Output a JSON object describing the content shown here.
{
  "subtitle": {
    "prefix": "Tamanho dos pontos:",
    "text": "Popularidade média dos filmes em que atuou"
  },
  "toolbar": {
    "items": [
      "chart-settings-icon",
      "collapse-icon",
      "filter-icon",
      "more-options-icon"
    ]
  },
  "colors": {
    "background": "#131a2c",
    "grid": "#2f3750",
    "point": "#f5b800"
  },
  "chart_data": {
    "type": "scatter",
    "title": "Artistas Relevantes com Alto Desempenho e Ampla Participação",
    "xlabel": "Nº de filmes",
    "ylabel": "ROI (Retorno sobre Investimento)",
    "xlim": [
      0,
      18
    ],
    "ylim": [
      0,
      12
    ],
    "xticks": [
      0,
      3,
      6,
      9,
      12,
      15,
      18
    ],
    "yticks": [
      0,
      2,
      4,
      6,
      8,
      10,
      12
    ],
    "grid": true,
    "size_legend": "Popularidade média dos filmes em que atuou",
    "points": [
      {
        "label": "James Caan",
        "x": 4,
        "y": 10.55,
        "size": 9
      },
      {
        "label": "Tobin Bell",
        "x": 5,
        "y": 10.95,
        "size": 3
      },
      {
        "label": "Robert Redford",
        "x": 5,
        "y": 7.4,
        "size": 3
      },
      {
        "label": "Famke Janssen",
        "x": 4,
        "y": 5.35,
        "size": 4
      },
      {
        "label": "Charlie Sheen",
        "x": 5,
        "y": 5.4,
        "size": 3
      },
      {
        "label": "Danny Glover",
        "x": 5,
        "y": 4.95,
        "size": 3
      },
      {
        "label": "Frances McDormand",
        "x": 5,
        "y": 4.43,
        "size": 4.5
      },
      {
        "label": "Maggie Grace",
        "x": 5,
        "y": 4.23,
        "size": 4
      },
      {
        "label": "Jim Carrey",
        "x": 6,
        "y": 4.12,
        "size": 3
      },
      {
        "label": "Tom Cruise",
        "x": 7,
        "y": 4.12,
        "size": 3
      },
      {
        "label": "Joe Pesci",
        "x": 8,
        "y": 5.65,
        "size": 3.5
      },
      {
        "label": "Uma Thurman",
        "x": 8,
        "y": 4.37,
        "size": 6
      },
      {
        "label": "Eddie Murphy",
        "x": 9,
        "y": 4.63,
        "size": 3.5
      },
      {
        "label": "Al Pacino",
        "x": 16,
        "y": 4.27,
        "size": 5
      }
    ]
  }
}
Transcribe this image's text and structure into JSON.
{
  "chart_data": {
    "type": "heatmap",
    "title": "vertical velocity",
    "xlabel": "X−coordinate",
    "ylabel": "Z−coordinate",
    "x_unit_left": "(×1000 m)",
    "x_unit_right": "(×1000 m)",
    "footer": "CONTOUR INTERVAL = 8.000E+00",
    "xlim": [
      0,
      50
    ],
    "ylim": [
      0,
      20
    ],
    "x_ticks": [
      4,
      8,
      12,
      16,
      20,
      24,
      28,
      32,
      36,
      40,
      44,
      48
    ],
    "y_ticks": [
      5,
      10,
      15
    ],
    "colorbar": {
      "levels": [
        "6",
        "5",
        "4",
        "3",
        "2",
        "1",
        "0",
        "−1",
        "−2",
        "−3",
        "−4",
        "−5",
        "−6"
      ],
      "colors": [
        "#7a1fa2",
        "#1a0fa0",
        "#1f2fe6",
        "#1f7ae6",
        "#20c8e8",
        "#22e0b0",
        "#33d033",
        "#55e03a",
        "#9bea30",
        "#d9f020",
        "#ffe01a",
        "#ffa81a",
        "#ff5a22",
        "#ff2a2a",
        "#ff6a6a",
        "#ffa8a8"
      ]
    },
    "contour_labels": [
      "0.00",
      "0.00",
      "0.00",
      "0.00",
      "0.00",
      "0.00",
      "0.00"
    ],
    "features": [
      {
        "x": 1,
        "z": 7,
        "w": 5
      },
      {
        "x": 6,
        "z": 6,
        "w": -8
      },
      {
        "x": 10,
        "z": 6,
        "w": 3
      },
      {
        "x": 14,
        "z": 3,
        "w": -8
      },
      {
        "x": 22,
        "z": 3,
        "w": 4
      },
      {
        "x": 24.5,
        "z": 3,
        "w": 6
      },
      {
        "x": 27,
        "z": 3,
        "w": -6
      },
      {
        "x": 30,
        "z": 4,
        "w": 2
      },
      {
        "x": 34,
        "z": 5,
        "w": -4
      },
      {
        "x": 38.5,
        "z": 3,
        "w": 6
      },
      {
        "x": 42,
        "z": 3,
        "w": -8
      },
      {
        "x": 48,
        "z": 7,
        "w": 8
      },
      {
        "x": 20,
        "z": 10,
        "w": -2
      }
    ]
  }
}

**Directions:**
Provide the count, and nothing else, of lines in the data above where the word "xlabel" occurs.

**Solution to this task:**
2